> **What you will do**
Please copy every line of the records below that holds the word "document".

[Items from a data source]
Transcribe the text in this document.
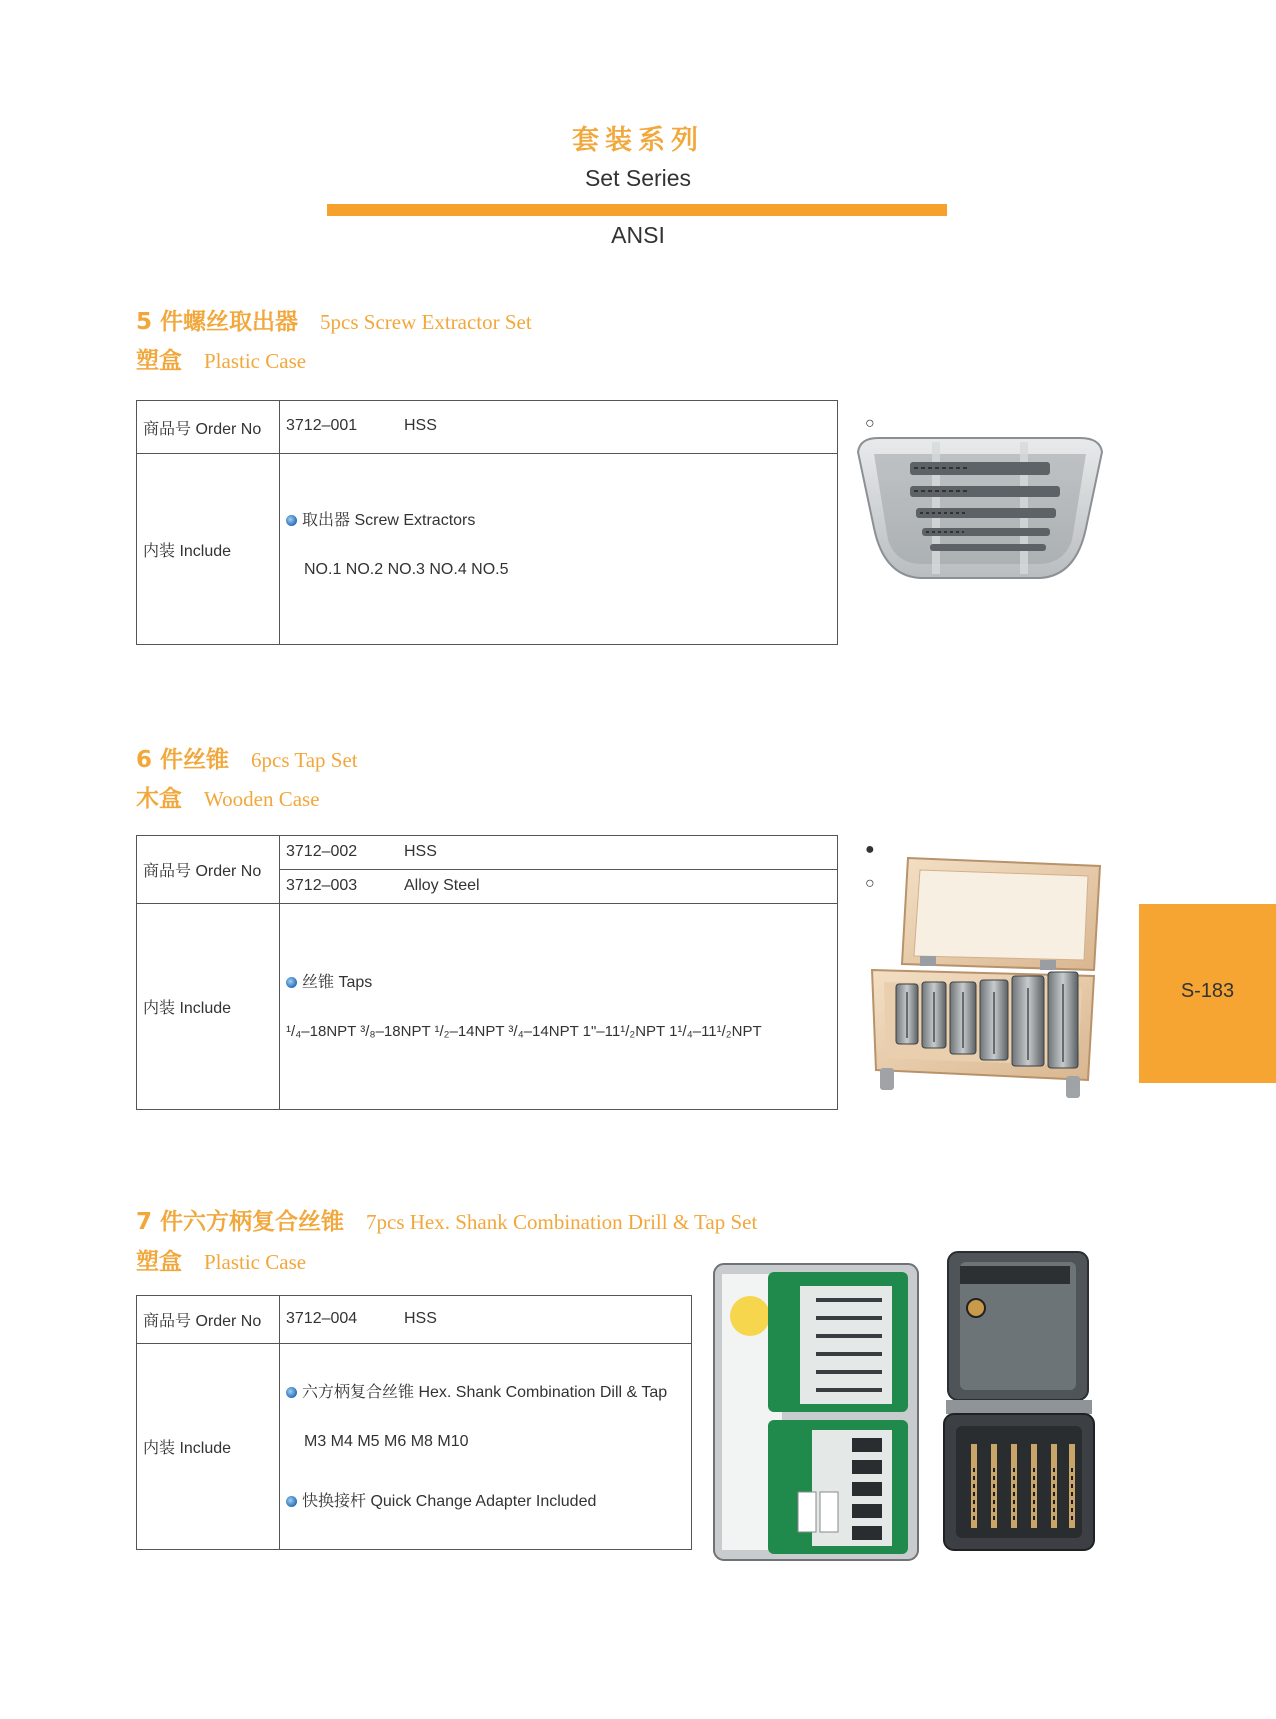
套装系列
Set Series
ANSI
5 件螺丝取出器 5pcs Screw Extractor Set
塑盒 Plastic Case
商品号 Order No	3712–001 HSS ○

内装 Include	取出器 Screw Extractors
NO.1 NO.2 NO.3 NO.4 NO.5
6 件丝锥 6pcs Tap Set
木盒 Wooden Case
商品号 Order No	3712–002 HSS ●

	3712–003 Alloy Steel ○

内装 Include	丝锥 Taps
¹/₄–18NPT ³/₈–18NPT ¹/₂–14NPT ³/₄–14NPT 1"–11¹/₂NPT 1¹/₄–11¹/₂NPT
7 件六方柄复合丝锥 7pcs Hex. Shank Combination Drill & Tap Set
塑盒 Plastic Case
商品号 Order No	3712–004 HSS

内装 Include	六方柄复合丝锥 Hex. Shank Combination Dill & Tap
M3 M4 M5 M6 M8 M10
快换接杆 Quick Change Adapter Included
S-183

* * *

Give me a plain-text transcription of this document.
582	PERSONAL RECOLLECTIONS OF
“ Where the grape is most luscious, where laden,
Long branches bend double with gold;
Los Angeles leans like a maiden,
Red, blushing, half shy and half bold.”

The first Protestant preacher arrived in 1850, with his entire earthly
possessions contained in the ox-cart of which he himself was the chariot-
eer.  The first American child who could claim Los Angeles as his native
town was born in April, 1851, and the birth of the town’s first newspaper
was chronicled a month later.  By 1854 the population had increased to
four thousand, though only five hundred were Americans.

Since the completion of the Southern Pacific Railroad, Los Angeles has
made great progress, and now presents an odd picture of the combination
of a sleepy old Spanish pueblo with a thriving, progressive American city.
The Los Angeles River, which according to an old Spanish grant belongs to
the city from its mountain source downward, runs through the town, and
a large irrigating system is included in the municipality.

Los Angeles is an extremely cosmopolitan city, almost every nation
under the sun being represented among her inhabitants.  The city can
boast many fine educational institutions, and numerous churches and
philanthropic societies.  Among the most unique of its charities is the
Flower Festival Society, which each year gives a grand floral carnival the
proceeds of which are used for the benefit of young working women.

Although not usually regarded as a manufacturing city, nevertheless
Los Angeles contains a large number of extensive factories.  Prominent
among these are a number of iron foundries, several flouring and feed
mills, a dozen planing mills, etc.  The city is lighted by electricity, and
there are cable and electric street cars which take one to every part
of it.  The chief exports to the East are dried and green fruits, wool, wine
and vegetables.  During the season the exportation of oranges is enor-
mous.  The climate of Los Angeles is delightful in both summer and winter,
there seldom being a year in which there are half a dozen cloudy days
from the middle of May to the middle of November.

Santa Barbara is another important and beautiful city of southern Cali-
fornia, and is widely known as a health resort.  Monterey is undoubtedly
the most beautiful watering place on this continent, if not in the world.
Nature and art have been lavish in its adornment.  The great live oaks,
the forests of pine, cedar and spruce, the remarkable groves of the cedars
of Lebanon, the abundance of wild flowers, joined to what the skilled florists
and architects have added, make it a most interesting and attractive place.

> **Task response**
Transcribe the text in this document.
Give me a plain-text transcription of this document.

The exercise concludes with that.